• [Directions for this task]
Print the listing in its entirety and exactly, leaving out images.

• [Records from a collection of figures]
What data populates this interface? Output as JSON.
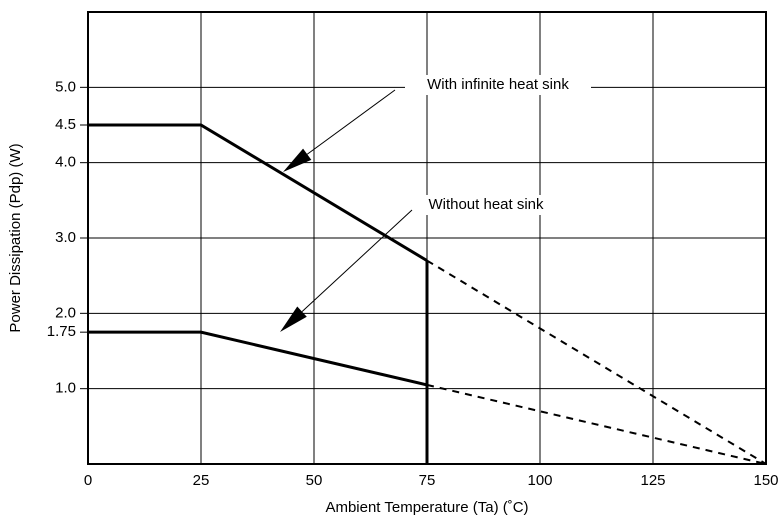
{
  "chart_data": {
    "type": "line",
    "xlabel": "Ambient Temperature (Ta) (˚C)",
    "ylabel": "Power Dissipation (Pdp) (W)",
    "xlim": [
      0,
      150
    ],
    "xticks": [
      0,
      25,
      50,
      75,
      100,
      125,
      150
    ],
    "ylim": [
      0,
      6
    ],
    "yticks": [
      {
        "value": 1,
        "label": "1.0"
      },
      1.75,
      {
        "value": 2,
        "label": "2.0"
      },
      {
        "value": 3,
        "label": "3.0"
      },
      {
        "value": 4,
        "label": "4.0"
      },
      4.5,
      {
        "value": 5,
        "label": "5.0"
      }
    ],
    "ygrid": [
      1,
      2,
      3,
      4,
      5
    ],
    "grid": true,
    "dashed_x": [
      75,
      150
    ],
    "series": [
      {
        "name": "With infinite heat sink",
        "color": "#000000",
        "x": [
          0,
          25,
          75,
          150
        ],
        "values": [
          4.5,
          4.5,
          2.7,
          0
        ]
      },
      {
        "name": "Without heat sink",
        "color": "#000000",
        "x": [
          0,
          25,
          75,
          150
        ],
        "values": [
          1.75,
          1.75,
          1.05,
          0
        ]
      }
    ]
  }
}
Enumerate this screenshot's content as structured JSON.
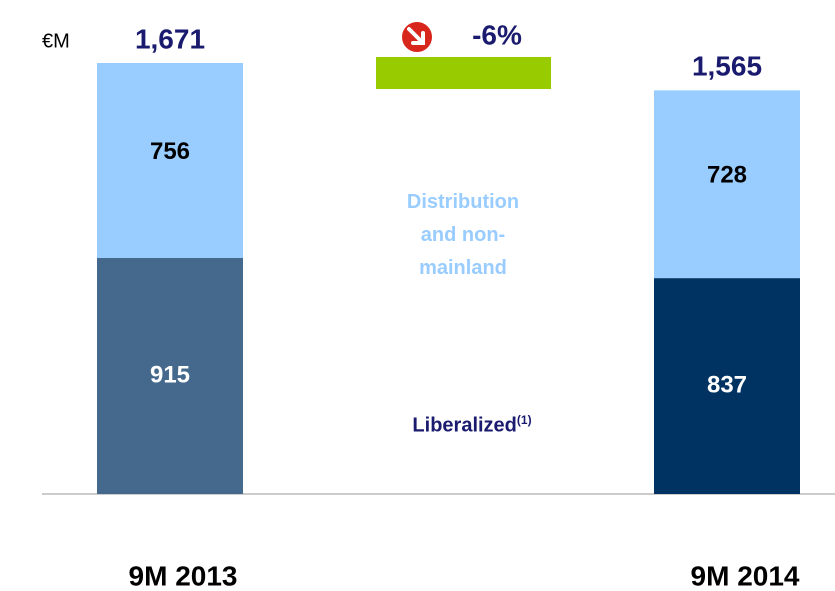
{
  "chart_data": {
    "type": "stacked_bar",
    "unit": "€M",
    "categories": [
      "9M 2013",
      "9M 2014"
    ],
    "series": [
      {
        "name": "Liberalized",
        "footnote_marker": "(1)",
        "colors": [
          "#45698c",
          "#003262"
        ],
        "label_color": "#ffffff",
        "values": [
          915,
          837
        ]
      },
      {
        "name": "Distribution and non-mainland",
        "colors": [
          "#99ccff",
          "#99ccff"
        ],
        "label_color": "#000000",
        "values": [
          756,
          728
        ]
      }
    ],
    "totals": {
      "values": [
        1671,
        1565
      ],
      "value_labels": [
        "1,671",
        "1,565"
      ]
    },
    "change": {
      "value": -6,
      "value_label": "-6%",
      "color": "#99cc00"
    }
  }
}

• [Reply to the exercise]
What data populates this interface? Output as JSON.
{
  "chart_data": {
    "type": "line",
    "xlabel": "Ambient Temperature (Ta) (˚C)",
    "ylabel": "Power Dissipation (Pdp) (W)",
    "xlim": [
      0,
      150
    ],
    "xticks": [
      0,
      25,
      50,
      75,
      100,
      125,
      150
    ],
    "ylim": [
      0,
      6
    ],
    "yticks": [
      {
        "value": 1,
        "label": "1.0"
      },
      1.75,
      {
        "value": 2,
        "label": "2.0"
      },
      {
        "value": 3,
        "label": "3.0"
      },
      {
        "value": 4,
        "label": "4.0"
      },
      4.5,
      {
        "value": 5,
        "label": "5.0"
      }
    ],
    "ygrid": [
      1,
      2,
      3,
      4,
      5
    ],
    "grid": true,
    "dashed_x": [
      75,
      150
    ],
    "series": [
      {
        "name": "With infinite heat sink",
        "color": "#000000",
        "x": [
          0,
          25,
          75,
          150
        ],
        "values": [
          4.5,
          4.5,
          2.7,
          0
        ]
      },
      {
        "name": "Without heat sink",
        "color": "#000000",
        "x": [
          0,
          25,
          75,
          150
        ],
        "values": [
          1.75,
          1.75,
          1.05,
          0
        ]
      }
    ]
  }
}
Enumerate this screenshot's content as structured JSON.
{
  "chart_data": {
    "type": "stacked_bar",
    "unit": "€M",
    "categories": [
      "9M 2013",
      "9M 2014"
    ],
    "series": [
      {
        "name": "Liberalized",
        "footnote_marker": "(1)",
        "colors": [
          "#45698c",
          "#003262"
        ],
        "label_color": "#ffffff",
        "values": [
          915,
          837
        ]
      },
      {
        "name": "Distribution and non-mainland",
        "colors": [
          "#99ccff",
          "#99ccff"
        ],
        "label_color": "#000000",
        "values": [
          756,
          728
        ]
      }
    ],
    "totals": {
      "values": [
        1671,
        1565
      ],
      "value_labels": [
        "1,671",
        "1,565"
      ]
    },
    "change": {
      "value": -6,
      "value_label": "-6%",
      "color": "#99cc00"
    }
  }
}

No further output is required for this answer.